Present as a numbered list the lines from the one with "video-person-jersey xyxy=(436,329,536,524)" up to and including the one with "system-clock[interactable]: 21:34 27/10", skipping any blank lines.

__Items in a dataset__
========

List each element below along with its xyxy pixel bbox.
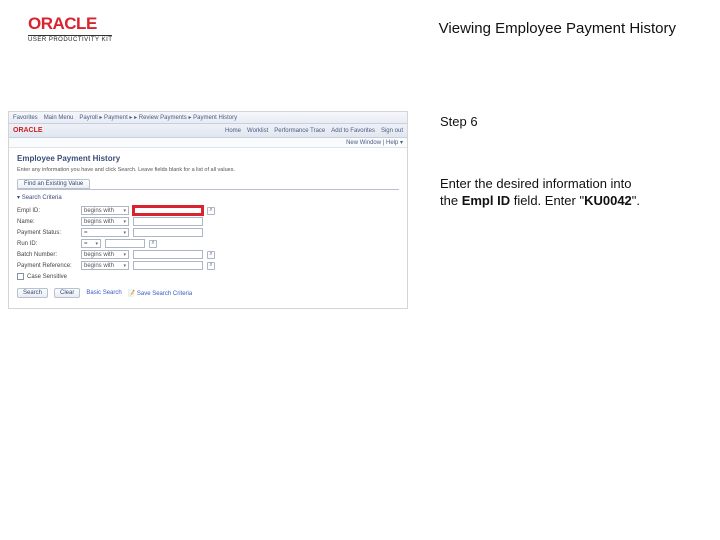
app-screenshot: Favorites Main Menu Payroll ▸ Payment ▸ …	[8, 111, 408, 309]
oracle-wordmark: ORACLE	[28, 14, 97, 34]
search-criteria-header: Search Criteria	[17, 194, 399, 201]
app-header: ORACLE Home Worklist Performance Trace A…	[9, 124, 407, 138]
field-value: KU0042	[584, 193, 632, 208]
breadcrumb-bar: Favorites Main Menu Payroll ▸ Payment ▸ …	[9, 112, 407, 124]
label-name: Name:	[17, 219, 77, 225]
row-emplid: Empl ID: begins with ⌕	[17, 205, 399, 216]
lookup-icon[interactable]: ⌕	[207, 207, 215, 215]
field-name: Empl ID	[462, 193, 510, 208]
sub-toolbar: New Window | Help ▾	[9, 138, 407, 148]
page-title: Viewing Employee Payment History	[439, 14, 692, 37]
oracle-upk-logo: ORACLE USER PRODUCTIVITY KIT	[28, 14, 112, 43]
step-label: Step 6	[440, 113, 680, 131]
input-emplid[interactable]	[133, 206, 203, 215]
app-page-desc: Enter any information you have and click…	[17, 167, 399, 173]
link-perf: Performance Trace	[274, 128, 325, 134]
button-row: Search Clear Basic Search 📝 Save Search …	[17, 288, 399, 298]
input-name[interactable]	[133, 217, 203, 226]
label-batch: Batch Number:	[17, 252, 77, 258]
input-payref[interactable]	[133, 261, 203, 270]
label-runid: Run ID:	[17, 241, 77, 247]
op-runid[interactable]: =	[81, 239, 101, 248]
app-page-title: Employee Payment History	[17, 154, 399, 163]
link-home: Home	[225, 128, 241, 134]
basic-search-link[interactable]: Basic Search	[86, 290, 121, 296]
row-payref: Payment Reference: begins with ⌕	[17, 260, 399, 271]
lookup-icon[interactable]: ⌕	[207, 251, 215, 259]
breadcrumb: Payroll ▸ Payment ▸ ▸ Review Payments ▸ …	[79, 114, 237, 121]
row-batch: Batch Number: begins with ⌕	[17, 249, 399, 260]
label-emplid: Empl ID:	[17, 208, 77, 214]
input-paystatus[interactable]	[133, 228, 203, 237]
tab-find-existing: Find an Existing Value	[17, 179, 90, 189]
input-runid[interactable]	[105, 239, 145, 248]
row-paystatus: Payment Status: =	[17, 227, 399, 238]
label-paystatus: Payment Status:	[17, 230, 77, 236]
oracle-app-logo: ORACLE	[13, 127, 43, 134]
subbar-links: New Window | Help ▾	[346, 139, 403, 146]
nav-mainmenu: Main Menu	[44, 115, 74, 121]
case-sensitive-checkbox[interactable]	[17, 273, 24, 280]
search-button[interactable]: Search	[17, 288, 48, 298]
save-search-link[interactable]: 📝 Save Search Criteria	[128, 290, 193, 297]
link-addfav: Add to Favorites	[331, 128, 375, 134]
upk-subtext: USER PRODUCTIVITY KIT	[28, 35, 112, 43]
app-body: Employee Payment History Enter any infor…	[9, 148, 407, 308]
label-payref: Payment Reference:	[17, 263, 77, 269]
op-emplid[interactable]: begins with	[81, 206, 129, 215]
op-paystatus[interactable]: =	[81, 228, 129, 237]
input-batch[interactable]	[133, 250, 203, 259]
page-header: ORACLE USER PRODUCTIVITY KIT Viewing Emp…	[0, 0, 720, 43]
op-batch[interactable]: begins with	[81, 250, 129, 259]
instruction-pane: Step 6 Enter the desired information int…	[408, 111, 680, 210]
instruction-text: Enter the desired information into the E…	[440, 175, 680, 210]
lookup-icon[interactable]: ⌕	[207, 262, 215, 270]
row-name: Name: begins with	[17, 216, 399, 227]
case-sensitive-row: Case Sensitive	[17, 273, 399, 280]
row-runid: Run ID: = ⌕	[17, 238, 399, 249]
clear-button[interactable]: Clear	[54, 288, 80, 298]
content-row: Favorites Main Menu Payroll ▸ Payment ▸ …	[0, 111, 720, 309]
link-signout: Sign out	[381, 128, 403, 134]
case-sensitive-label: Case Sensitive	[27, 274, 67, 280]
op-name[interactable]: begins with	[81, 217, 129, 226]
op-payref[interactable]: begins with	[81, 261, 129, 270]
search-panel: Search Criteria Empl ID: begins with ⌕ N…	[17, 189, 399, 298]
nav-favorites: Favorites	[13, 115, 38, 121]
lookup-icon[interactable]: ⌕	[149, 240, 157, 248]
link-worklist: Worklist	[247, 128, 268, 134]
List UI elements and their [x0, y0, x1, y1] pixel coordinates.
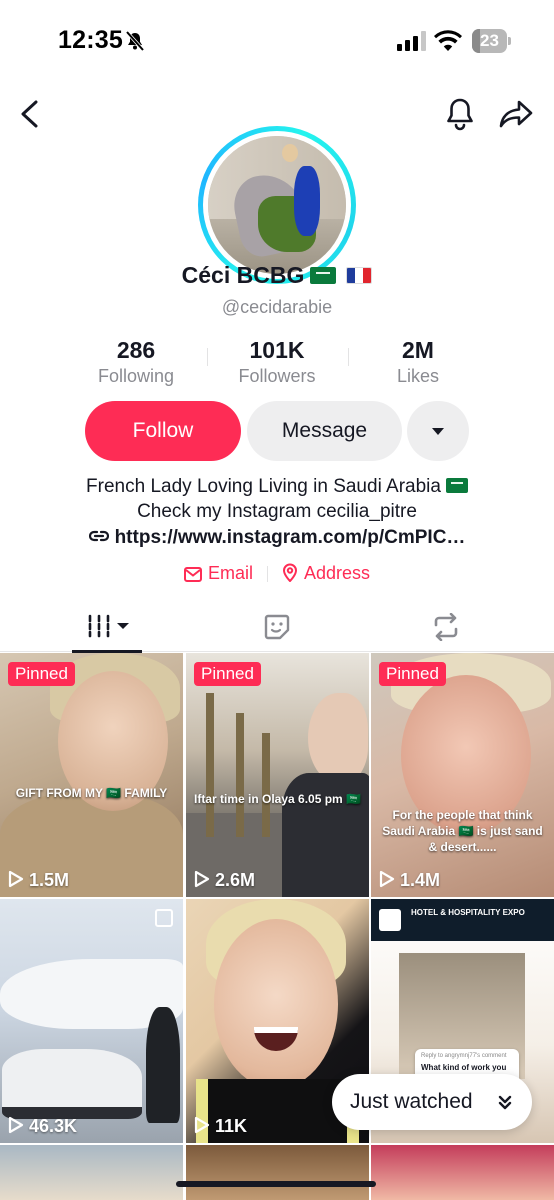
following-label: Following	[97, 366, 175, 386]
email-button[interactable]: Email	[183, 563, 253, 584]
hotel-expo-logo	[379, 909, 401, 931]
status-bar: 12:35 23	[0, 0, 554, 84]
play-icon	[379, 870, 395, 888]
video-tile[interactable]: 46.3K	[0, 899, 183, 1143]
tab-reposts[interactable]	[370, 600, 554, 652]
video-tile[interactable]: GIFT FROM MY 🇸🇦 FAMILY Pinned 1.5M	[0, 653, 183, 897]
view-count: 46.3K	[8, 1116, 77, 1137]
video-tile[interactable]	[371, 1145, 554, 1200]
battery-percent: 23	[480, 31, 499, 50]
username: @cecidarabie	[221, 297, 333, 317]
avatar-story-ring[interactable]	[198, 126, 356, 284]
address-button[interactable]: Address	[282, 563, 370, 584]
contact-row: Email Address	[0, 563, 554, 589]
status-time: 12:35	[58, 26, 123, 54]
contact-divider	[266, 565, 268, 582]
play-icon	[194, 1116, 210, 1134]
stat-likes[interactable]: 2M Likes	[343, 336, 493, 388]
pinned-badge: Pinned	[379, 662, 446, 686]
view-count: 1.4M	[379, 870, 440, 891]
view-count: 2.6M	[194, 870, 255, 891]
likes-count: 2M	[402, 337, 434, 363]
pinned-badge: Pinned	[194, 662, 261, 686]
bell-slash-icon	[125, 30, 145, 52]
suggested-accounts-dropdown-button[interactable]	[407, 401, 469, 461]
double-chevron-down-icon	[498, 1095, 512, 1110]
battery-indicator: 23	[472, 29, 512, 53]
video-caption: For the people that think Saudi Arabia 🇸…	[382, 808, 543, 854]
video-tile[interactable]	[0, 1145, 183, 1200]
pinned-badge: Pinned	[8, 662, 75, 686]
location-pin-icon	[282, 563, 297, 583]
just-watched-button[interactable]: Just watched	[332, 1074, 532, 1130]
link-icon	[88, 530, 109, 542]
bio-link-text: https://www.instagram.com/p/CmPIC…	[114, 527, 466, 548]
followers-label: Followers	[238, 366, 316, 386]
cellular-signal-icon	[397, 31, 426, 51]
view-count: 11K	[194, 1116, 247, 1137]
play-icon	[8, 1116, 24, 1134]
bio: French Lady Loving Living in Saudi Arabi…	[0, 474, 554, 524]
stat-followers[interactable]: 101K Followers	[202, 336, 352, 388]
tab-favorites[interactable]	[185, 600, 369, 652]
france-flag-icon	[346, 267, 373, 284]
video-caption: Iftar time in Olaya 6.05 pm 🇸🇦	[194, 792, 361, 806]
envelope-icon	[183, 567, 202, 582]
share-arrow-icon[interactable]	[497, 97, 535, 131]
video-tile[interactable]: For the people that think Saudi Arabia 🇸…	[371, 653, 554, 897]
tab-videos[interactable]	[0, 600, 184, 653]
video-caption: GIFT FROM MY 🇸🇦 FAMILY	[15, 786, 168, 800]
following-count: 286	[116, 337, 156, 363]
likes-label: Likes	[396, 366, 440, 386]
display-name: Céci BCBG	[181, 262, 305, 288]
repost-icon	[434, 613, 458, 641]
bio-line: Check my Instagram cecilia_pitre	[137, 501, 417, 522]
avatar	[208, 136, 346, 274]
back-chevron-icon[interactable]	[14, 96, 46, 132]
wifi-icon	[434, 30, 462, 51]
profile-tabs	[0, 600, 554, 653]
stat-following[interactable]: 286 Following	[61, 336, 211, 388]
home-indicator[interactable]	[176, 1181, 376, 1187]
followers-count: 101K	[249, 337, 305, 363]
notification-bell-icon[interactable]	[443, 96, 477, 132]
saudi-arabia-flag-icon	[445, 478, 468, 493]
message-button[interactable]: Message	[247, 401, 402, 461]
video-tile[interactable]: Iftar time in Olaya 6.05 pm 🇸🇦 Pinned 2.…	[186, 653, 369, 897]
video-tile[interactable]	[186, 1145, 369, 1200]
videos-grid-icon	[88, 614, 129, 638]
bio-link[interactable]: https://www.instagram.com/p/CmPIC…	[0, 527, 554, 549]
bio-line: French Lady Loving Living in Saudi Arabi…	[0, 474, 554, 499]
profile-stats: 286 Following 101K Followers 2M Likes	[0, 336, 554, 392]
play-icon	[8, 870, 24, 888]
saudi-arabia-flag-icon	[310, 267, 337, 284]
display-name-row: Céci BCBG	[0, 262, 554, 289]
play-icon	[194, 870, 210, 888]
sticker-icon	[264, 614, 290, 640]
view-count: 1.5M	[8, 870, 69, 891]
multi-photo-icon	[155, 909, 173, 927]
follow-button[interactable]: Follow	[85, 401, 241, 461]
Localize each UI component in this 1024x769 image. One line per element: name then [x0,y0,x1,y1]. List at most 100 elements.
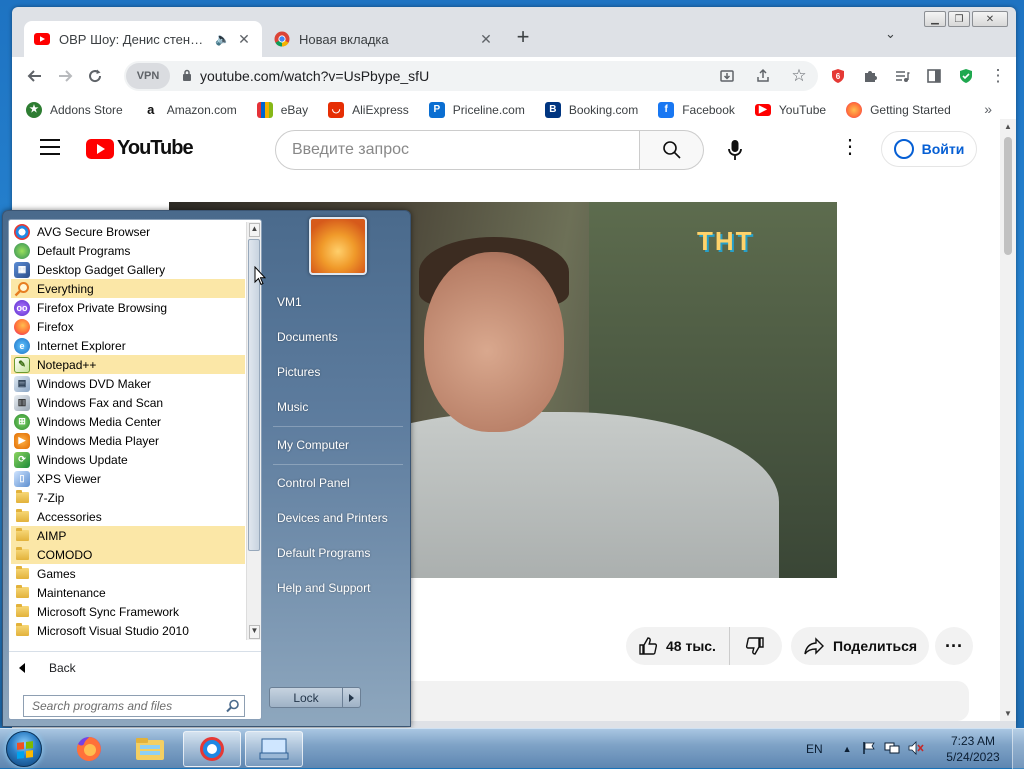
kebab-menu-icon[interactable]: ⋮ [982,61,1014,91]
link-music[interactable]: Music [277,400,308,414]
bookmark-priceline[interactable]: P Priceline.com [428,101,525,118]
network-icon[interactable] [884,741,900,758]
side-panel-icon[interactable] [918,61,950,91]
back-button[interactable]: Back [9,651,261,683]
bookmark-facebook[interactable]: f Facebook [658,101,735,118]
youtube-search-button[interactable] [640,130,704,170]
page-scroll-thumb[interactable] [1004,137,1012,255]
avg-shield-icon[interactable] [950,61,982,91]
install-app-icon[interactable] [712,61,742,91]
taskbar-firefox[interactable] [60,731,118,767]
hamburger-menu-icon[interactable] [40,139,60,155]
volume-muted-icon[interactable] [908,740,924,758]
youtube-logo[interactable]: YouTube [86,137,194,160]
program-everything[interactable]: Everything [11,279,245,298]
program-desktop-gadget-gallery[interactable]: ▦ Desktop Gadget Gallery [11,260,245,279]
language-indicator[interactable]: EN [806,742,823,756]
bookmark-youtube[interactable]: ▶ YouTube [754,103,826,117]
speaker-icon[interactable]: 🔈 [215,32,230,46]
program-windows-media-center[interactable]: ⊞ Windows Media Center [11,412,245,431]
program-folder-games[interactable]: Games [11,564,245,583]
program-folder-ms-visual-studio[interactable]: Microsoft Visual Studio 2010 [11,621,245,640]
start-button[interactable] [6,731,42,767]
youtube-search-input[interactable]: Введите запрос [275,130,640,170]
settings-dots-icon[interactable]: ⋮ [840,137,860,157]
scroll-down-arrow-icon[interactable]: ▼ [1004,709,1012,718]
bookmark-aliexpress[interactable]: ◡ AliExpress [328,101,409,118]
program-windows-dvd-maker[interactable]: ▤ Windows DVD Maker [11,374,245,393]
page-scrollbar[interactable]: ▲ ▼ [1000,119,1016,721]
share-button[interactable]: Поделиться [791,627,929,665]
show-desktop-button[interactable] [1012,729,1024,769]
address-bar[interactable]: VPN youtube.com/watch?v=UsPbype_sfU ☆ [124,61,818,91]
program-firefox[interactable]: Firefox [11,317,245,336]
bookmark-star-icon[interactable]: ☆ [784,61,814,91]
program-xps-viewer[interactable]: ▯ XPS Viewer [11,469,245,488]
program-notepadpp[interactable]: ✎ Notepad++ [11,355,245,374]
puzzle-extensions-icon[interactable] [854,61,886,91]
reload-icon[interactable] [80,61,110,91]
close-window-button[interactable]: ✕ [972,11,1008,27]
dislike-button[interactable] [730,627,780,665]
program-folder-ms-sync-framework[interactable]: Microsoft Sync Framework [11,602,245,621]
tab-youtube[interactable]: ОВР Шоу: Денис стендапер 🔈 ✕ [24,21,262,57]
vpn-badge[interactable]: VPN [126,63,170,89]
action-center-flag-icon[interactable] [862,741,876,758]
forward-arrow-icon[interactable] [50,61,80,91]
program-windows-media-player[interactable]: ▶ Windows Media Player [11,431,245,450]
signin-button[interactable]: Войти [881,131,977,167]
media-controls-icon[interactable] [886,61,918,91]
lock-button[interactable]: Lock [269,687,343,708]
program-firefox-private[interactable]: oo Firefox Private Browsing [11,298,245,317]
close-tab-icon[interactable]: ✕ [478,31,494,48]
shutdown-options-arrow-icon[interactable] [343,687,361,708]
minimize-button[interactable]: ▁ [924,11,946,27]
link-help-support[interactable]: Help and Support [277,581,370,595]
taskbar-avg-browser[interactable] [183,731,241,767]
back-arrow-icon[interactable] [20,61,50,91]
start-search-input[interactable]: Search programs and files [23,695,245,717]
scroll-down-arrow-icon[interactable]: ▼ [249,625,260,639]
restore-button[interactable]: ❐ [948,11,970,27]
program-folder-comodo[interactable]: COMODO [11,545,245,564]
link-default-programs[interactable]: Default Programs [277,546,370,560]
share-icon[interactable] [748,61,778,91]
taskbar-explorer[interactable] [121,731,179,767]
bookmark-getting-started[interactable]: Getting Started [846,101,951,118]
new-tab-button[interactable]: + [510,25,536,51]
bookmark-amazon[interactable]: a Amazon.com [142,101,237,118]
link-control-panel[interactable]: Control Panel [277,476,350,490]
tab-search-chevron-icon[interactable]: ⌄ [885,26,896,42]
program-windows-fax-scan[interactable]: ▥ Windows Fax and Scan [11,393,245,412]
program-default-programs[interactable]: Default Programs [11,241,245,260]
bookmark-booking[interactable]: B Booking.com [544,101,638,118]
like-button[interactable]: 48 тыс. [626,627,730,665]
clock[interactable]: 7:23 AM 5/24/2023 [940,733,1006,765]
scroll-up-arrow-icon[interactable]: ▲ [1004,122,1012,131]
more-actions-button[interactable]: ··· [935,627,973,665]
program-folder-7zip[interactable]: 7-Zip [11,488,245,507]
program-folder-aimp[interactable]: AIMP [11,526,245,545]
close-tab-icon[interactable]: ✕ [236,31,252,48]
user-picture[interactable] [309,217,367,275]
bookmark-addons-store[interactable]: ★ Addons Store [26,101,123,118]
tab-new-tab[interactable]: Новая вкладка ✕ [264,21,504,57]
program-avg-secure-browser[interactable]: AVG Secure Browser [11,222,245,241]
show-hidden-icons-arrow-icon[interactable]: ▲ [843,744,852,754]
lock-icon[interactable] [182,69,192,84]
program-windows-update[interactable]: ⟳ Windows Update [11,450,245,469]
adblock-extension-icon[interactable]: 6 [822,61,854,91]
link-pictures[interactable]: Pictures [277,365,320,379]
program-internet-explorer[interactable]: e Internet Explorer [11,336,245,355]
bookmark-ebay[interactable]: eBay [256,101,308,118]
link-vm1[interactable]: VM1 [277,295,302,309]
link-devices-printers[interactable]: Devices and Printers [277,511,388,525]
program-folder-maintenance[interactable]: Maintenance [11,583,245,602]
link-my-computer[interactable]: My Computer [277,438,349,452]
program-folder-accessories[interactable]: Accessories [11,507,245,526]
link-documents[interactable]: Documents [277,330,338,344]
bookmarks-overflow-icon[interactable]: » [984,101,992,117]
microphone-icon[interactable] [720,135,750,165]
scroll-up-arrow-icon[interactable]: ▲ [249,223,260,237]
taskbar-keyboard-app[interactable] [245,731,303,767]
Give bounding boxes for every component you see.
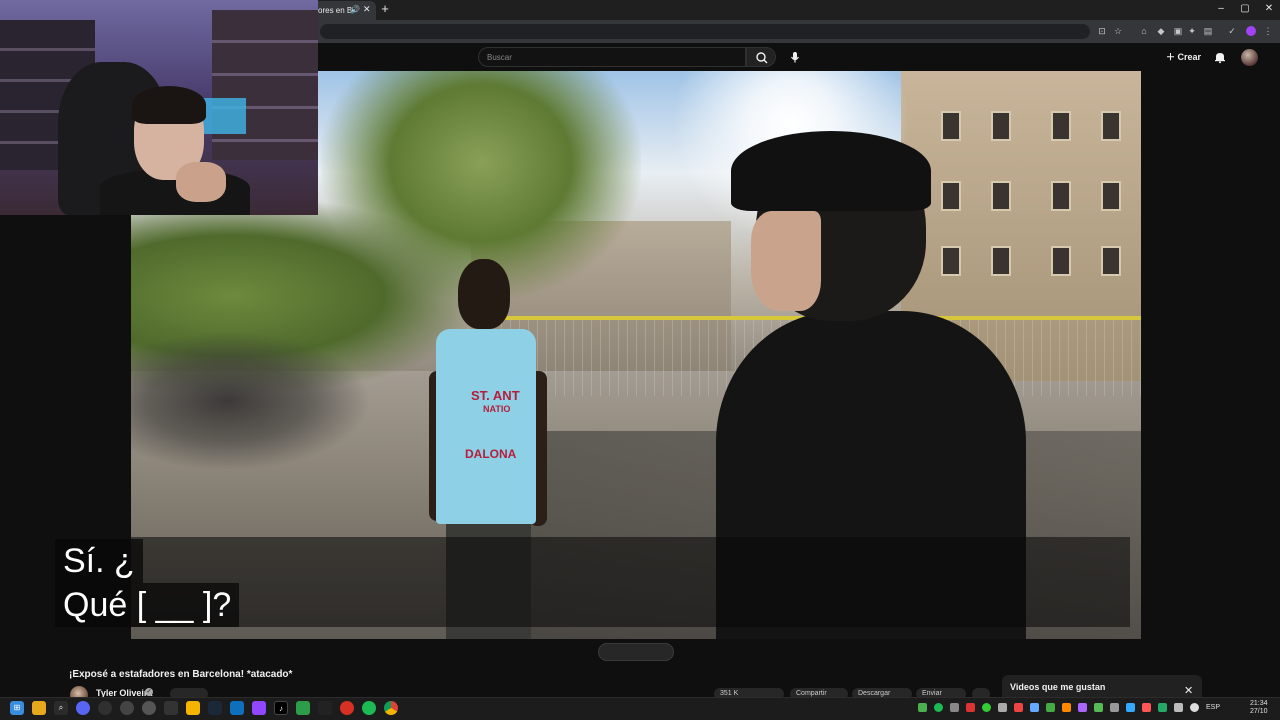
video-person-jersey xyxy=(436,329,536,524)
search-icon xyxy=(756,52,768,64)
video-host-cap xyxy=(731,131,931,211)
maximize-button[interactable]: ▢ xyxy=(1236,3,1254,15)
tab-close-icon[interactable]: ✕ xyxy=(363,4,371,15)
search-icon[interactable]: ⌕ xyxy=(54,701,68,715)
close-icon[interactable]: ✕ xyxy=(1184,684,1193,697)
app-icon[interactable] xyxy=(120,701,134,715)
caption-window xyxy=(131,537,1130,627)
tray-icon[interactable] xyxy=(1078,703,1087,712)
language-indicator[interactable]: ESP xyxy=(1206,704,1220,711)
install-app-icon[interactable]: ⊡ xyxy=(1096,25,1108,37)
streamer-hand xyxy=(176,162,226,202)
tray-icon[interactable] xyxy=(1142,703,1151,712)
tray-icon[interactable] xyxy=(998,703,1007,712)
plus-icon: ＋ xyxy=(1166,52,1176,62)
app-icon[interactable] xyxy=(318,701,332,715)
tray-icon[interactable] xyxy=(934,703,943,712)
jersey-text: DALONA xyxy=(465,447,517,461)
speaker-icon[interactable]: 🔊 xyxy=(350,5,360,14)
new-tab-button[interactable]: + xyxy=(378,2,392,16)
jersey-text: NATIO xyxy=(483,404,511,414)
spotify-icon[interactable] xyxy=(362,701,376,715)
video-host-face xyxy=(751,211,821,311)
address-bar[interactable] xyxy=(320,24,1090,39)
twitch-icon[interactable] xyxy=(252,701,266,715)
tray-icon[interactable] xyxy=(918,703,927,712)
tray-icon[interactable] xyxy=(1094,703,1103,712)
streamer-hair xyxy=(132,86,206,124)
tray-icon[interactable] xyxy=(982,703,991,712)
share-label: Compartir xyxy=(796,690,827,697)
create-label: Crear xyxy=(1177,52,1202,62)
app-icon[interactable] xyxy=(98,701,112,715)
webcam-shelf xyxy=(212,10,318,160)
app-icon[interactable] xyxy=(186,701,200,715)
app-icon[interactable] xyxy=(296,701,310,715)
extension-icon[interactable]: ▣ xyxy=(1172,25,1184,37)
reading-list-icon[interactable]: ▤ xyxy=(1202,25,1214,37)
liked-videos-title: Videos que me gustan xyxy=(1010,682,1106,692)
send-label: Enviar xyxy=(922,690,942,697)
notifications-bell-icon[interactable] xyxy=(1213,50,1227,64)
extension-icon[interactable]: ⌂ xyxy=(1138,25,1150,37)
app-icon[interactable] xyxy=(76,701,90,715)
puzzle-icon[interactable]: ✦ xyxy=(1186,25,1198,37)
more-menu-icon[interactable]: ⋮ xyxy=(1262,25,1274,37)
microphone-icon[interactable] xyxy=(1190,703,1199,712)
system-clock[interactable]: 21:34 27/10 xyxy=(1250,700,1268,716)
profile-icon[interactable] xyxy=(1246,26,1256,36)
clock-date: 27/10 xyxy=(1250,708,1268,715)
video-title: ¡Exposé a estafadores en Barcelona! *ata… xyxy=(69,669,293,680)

========

__EXERCISE SOLUTION__
1. video-person-jersey xyxy=(436,329,536,524)
2. search-icon xyxy=(756,52,768,64)
3. video-host-cap xyxy=(731,131,931,211)
4. maximize-button[interactable]: ▢ xyxy=(1236,3,1254,15)
5. tab-close-icon[interactable]: ✕ xyxy=(363,4,371,15)
6. search-icon[interactable]: ⌕ xyxy=(54,701,68,715)
7. close-icon[interactable]: ✕ xyxy=(1184,684,1193,697)
8. app-icon[interactable] xyxy=(120,701,134,715)
9. caption-window xyxy=(131,537,1130,627)
10. tray-icon[interactable] xyxy=(1078,703,1087,712)
11. language-indicator[interactable]: ESP xyxy=(1206,704,1220,711)
12. install-app-icon[interactable]: ⊡ xyxy=(1096,25,1108,37)
13. streamer-hand xyxy=(176,162,226,202)
14. tray-icon[interactable] xyxy=(1142,703,1151,712)
15. tray-icon[interactable] xyxy=(998,703,1007,712)
16. plus-icon: ＋ xyxy=(1166,52,1176,62)
17. app-icon[interactable] xyxy=(318,701,332,715)
18. tray-icon[interactable] xyxy=(934,703,943,712)
19. jersey-text: DALONA xyxy=(465,447,517,461)
20. speaker-icon[interactable]: 🔊 xyxy=(350,5,360,14)
21. new-tab-button[interactable]: + xyxy=(378,2,392,16)
22. jersey-text: NATIO xyxy=(483,404,511,414)
23. spotify-icon[interactable] xyxy=(362,701,376,715)
24. video-host-face xyxy=(751,211,821,311)
25. address-bar[interactable] xyxy=(320,24,1090,39)
26. twitch-icon[interactable] xyxy=(252,701,266,715)
27. tray-icon[interactable] xyxy=(918,703,927,712)
28. tray-icon[interactable] xyxy=(1094,703,1103,712)
29. streamer-hair xyxy=(132,86,206,124)
30. tray-icon[interactable] xyxy=(982,703,991,712)
31. share-label: Compartir xyxy=(796,690,827,697)
32. create-label: Crear xyxy=(1177,52,1202,62)
33. app-icon[interactable] xyxy=(98,701,112,715)
34. webcam-shelf xyxy=(212,10,318,160)
35. app-icon[interactable] xyxy=(186,701,200,715)
36. app-icon[interactable] xyxy=(296,701,310,715)
37. extension-icon[interactable]: ▣ xyxy=(1172,25,1184,37)
38. reading-list-icon[interactable]: ▤ xyxy=(1202,25,1214,37)
39. liked-videos-title: Videos que me gustan xyxy=(1010,682,1106,692)
40. send-label: Enviar xyxy=(922,690,942,697)
41. notifications-bell-icon[interactable] xyxy=(1213,50,1227,64)
42. extension-icon[interactable]: ⌂ xyxy=(1138,25,1150,37)
43. app-icon[interactable] xyxy=(76,701,90,715)
44. puzzle-icon[interactable]: ✦ xyxy=(1186,25,1198,37)
45. more-menu-icon[interactable]: ⋮ xyxy=(1262,25,1274,37)
46. microphone-icon[interactable] xyxy=(1190,703,1199,712)
47. system-clock[interactable]: 21:34 27/10 xyxy=(1250,700,1268,716)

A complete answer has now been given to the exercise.